╭─ DATA PROVIDED

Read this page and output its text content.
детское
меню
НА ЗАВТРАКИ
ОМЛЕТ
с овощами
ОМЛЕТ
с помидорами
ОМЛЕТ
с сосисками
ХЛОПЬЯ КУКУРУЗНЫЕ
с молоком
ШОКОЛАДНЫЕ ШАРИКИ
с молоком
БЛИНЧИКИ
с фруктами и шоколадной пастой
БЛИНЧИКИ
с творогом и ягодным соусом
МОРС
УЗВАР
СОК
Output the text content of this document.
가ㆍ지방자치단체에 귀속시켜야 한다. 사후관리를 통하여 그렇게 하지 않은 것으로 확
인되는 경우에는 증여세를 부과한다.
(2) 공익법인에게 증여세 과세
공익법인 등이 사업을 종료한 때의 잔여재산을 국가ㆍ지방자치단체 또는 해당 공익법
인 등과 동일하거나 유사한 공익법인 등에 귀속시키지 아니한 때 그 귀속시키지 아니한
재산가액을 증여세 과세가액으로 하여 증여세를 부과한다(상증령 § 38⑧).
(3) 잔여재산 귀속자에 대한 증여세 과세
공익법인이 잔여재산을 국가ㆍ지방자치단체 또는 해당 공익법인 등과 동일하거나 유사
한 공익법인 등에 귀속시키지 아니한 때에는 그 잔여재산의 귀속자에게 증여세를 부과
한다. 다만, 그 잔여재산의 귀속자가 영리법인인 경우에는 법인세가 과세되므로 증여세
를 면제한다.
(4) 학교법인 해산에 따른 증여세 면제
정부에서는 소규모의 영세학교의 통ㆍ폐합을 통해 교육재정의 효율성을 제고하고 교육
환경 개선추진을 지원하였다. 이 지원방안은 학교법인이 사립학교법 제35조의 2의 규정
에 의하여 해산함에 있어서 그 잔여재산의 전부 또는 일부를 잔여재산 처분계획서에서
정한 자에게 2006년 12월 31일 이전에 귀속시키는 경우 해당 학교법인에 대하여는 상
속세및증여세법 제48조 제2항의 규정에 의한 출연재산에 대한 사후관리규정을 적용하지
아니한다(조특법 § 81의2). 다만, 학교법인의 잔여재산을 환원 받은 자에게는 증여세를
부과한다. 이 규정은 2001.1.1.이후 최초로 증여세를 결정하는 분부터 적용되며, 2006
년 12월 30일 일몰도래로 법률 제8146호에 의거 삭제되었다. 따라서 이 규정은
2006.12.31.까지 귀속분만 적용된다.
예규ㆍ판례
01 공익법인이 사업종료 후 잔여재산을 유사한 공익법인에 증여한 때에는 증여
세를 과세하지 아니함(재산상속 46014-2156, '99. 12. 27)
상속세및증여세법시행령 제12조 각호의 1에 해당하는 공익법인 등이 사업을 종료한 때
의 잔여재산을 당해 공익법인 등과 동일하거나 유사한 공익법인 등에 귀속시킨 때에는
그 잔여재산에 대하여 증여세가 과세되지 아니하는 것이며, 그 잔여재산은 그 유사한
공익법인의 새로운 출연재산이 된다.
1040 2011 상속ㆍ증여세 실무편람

╰─

INSTRUCTIONS FOR THE TASK
Return every line from the records above that holds the word "국가ㆍ지방자치단체".

ANSWER FOR THE TASK
공익법인 등이 사업을 종료한 때의 잔여재산을 국가ㆍ지방자치단체 또는 해당 공익법
공익법인이 잔여재산을 국가ㆍ지방자치단체 또는 해당 공익법인 등과 동일하거나 유사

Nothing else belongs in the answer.